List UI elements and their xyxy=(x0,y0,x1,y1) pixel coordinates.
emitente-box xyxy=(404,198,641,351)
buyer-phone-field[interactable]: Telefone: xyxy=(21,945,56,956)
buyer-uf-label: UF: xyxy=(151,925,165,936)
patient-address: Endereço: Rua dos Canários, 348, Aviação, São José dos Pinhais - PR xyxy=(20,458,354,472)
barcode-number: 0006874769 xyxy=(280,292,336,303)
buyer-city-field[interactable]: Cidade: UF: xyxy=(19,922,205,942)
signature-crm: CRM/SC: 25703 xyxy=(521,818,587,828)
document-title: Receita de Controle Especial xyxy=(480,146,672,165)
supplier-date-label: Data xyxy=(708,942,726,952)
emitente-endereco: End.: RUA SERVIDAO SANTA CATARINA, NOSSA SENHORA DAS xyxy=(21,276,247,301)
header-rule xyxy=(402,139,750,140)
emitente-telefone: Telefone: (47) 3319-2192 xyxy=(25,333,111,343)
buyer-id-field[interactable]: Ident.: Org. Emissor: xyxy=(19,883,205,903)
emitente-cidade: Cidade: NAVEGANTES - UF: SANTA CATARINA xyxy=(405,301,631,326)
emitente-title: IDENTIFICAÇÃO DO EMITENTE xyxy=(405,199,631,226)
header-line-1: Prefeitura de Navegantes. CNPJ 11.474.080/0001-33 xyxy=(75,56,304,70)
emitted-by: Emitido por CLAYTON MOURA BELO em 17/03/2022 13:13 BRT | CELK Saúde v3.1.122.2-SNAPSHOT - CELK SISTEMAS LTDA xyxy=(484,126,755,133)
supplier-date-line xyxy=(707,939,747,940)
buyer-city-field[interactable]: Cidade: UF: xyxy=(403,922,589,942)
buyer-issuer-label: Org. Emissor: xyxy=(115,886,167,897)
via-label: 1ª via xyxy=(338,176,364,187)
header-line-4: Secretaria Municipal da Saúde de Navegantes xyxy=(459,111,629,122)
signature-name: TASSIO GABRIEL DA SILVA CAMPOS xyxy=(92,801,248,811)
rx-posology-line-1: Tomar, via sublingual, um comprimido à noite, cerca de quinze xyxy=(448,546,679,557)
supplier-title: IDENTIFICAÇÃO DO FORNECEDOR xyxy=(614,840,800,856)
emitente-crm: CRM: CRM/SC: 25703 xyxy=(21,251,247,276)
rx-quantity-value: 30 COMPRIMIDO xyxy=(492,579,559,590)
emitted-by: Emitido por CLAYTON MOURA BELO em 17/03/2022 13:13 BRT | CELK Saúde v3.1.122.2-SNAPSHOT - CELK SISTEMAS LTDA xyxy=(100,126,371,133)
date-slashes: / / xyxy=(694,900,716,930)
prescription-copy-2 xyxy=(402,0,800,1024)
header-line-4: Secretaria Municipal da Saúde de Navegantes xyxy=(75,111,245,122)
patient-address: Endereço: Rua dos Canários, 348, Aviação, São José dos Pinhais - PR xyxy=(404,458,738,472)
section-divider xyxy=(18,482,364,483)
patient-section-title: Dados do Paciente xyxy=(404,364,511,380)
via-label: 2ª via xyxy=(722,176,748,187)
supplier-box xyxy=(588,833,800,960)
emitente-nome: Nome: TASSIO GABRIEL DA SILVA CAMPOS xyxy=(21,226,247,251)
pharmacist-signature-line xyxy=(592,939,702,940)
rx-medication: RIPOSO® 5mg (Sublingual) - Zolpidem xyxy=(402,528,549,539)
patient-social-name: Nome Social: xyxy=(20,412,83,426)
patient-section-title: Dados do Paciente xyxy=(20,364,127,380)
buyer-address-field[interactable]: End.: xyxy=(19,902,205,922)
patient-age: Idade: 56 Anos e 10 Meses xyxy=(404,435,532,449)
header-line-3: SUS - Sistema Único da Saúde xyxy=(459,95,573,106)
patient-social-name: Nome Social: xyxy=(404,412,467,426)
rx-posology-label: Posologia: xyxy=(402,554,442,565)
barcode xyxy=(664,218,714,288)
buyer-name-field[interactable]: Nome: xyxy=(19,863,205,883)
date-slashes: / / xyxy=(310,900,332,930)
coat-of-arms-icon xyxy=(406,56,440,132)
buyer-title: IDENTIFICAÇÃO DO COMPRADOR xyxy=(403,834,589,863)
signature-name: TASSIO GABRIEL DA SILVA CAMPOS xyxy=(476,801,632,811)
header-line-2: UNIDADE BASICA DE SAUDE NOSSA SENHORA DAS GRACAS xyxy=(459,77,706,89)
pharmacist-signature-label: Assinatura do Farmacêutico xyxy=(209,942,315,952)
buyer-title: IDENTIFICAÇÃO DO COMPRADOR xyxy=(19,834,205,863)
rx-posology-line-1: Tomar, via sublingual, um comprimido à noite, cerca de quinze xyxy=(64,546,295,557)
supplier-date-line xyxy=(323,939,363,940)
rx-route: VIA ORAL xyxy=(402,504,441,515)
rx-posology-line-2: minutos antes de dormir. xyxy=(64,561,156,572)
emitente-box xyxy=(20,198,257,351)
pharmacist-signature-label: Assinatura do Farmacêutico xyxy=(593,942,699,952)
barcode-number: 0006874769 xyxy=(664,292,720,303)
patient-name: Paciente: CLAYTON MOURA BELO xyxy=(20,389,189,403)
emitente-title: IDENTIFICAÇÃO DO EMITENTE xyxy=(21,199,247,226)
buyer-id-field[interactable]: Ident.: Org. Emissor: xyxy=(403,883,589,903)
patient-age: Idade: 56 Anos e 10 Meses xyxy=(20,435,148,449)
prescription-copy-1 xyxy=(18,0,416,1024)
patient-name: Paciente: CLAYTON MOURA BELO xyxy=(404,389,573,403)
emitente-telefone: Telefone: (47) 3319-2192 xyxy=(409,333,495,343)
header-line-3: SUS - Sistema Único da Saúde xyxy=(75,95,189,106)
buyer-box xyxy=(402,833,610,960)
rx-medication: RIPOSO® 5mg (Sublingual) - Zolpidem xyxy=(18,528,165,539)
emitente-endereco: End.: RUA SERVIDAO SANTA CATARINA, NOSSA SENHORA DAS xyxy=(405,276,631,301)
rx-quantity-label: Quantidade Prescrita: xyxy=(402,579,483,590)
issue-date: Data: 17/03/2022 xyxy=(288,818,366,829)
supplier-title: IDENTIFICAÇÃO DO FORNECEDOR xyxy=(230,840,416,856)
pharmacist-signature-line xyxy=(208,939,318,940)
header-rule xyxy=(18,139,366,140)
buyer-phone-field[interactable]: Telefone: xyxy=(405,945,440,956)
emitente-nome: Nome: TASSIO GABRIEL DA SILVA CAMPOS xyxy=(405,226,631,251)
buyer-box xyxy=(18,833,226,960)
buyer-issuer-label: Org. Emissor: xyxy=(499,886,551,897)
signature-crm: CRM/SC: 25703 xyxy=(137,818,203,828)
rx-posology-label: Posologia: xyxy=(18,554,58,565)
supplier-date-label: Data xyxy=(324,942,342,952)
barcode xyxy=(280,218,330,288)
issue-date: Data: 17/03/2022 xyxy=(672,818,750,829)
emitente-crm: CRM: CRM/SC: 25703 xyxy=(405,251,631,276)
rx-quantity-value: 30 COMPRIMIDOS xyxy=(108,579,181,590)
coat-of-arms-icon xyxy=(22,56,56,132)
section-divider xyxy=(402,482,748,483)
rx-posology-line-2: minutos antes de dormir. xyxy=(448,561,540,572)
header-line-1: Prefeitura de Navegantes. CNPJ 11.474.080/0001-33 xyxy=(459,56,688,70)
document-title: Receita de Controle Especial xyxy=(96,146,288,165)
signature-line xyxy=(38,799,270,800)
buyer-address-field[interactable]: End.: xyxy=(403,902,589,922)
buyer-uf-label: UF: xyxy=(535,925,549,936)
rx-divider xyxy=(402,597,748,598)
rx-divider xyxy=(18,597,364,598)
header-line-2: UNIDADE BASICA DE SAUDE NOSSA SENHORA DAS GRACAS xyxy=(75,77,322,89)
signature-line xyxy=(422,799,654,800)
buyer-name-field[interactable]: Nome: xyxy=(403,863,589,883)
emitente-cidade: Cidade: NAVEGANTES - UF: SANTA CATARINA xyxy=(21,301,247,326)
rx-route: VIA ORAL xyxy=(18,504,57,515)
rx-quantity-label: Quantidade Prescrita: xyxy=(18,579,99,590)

Exercise objective
Print the data unchanged, from its first line up to and including the line with "prescription-copy-2 xyxy=(402,0,800,1024)".

Written answer
List UI elements and their xyxy=(x0,y0,x1,y1) pixel coordinates.
emitente-box xyxy=(404,198,641,351)
buyer-phone-field[interactable]: Telefone: xyxy=(21,945,56,956)
buyer-uf-label: UF: xyxy=(151,925,165,936)
patient-address: Endereço: Rua dos Canários, 348, Aviação, São José dos Pinhais - PR xyxy=(20,458,354,472)
barcode-number: 0006874769 xyxy=(280,292,336,303)
buyer-city-field[interactable]: Cidade: UF: xyxy=(19,922,205,942)
signature-crm: CRM/SC: 25703 xyxy=(521,818,587,828)
document-title: Receita de Controle Especial xyxy=(480,146,672,165)
supplier-date-label: Data xyxy=(708,942,726,952)
emitente-endereco: End.: RUA SERVIDAO SANTA CATARINA, NOSSA SENHORA DAS xyxy=(21,276,247,301)
header-rule xyxy=(402,139,750,140)
emitente-telefone: Telefone: (47) 3319-2192 xyxy=(25,333,111,343)
buyer-id-field[interactable]: Ident.: Org. Emissor: xyxy=(19,883,205,903)
emitente-cidade: Cidade: NAVEGANTES - UF: SANTA CATARINA xyxy=(405,301,631,326)
emitente-title: IDENTIFICAÇÃO DO EMITENTE xyxy=(405,199,631,226)
header-line-1: Prefeitura de Navegantes. CNPJ 11.474.080/0001-33 xyxy=(75,56,304,70)
emitted-by: Emitido por CLAYTON MOURA BELO em 17/03/2022 13:13 BRT | CELK Saúde v3.1.122.2-SNAPSHOT - CELK SISTEMAS LTDA xyxy=(484,126,755,133)
supplier-date-line xyxy=(707,939,747,940)
buyer-city-field[interactable]: Cidade: UF: xyxy=(403,922,589,942)
buyer-issuer-label: Org. Emissor: xyxy=(115,886,167,897)
via-label: 1ª via xyxy=(338,176,364,187)
header-line-4: Secretaria Municipal da Saúde de Navegantes xyxy=(459,111,629,122)
signature-name: TASSIO GABRIEL DA SILVA CAMPOS xyxy=(92,801,248,811)
rx-posology-line-1: Tomar, via sublingual, um comprimido à noite, cerca de quinze xyxy=(448,546,679,557)
supplier-title: IDENTIFICAÇÃO DO FORNECEDOR xyxy=(614,840,800,856)
emitente-crm: CRM: CRM/SC: 25703 xyxy=(21,251,247,276)
rx-quantity-value: 30 COMPRIMIDO xyxy=(492,579,559,590)
emitted-by: Emitido por CLAYTON MOURA BELO em 17/03/2022 13:13 BRT | CELK Saúde v3.1.122.2-SNAPSHOT - CELK SISTEMAS LTDA xyxy=(100,126,371,133)
date-slashes: / / xyxy=(694,900,716,930)
prescription-copy-2 xyxy=(402,0,800,1024)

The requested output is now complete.